● **What is required**: Write out each record below exactly as it appears, with no pictures.
____________
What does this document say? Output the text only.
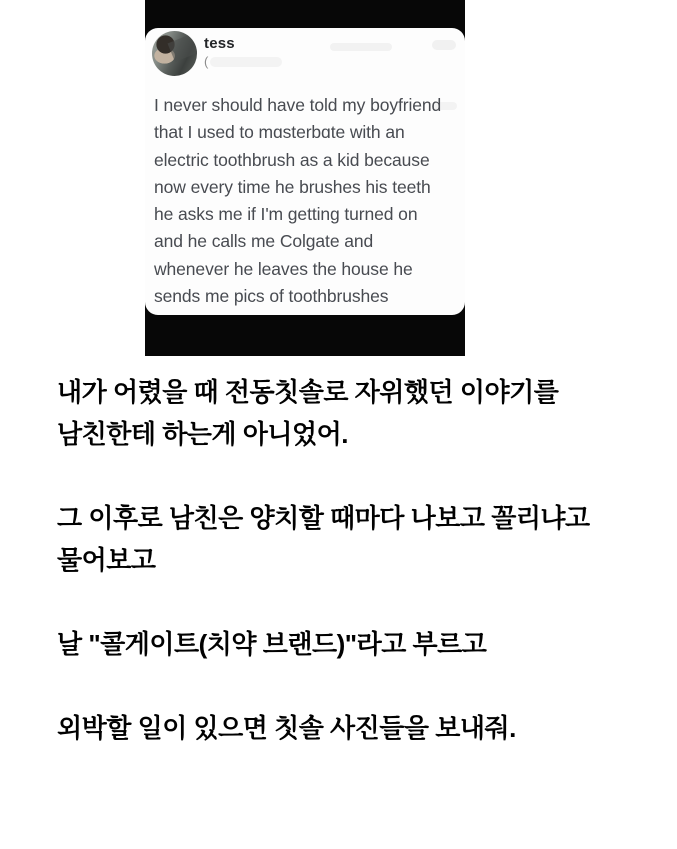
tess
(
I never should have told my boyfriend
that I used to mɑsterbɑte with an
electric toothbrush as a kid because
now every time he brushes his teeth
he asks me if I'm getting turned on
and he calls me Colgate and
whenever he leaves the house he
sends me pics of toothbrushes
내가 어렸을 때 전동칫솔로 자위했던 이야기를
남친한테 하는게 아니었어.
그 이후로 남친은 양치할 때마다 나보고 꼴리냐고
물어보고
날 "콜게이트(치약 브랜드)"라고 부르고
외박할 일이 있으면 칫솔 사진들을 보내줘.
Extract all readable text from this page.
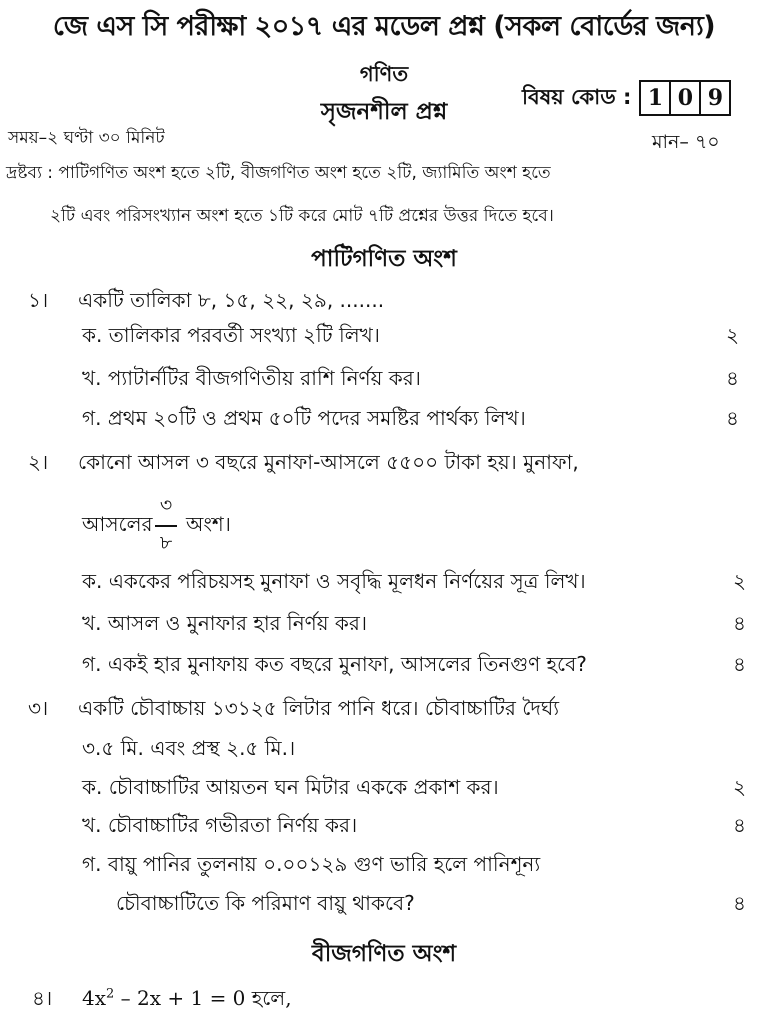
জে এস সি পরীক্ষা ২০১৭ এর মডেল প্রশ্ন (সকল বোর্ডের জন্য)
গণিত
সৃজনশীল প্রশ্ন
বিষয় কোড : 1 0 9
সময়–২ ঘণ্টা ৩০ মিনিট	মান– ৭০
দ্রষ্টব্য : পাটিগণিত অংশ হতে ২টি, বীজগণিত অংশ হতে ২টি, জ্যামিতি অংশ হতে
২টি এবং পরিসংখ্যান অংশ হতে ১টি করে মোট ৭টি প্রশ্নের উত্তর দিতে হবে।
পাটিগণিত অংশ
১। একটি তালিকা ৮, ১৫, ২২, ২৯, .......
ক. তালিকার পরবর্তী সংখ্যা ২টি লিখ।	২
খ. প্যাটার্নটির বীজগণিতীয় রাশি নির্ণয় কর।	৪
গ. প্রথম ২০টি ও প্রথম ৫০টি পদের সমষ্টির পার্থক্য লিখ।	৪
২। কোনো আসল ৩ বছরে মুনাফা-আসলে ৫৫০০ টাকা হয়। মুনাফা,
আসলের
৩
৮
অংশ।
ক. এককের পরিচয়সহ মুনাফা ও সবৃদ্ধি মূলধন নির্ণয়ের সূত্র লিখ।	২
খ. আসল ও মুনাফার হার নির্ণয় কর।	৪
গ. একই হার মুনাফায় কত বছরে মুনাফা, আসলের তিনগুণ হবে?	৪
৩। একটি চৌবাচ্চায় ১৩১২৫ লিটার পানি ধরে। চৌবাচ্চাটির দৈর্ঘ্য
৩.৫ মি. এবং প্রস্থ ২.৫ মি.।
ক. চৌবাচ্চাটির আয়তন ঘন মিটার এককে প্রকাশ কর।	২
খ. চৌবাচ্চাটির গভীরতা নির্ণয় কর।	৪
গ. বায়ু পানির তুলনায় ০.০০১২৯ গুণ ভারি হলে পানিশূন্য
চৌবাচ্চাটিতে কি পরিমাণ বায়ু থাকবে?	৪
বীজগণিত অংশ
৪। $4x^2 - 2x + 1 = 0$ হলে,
____________
● **Reply to the exercise**:
What does this document say? Output the text only.
tess
(
I never should have told my boyfriend
that I used to mɑsterbɑte with an
electric toothbrush as a kid because
now every time he brushes his teeth
he asks me if I'm getting turned on
and he calls me Colgate and
whenever he leaves the house he
sends me pics of toothbrushes
내가 어렸을 때 전동칫솔로 자위했던 이야기를
남친한테 하는게 아니었어.
그 이후로 남친은 양치할 때마다 나보고 꼴리냐고
물어보고
날 "콜게이트(치약 브랜드)"라고 부르고
외박할 일이 있으면 칫솔 사진들을 보내줘.
Extract all readable text from this page.
জে এস সি পরীক্ষা ২০১৭ এর মডেল প্রশ্ন (সকল বোর্ডের জন্য)
গণিত
সৃজনশীল প্রশ্ন
বিষয় কোড : 1 0 9
সময়–২ ঘণ্টা ৩০ মিনিট	মান– ৭০
দ্রষ্টব্য : পাটিগণিত অংশ হতে ২টি, বীজগণিত অংশ হতে ২টি, জ্যামিতি অংশ হতে
২টি এবং পরিসংখ্যান অংশ হতে ১টি করে মোট ৭টি প্রশ্নের উত্তর দিতে হবে।
পাটিগণিত অংশ
১। একটি তালিকা ৮, ১৫, ২২, ২৯, .......
ক. তালিকার পরবর্তী সংখ্যা ২টি লিখ।	২
খ. প্যাটার্নটির বীজগণিতীয় রাশি নির্ণয় কর।	৪
গ. প্রথম ২০টি ও প্রথম ৫০টি পদের সমষ্টির পার্থক্য লিখ।	৪
২। কোনো আসল ৩ বছরে মুনাফা-আসলে ৫৫০০ টাকা হয়। মুনাফা,
আসলের
৩
৮
অংশ।
ক. এককের পরিচয়সহ মুনাফা ও সবৃদ্ধি মূলধন নির্ণয়ের সূত্র লিখ।	২
খ. আসল ও মুনাফার হার নির্ণয় কর।	৪
গ. একই হার মুনাফায় কত বছরে মুনাফা, আসলের তিনগুণ হবে?	৪
৩। একটি চৌবাচ্চায় ১৩১২৫ লিটার পানি ধরে। চৌবাচ্চাটির দৈর্ঘ্য
৩.৫ মি. এবং প্রস্থ ২.৫ মি.।
ক. চৌবাচ্চাটির আয়তন ঘন মিটার এককে প্রকাশ কর।	২
খ. চৌবাচ্চাটির গভীরতা নির্ণয় কর।	৪
গ. বায়ু পানির তুলনায় ০.০০১২৯ গুণ ভারি হলে পানিশূন্য
চৌবাচ্চাটিতে কি পরিমাণ বায়ু থাকবে?	৪
বীজগণিত অংশ
৪। $4x^2 - 2x + 1 = 0$ হলে,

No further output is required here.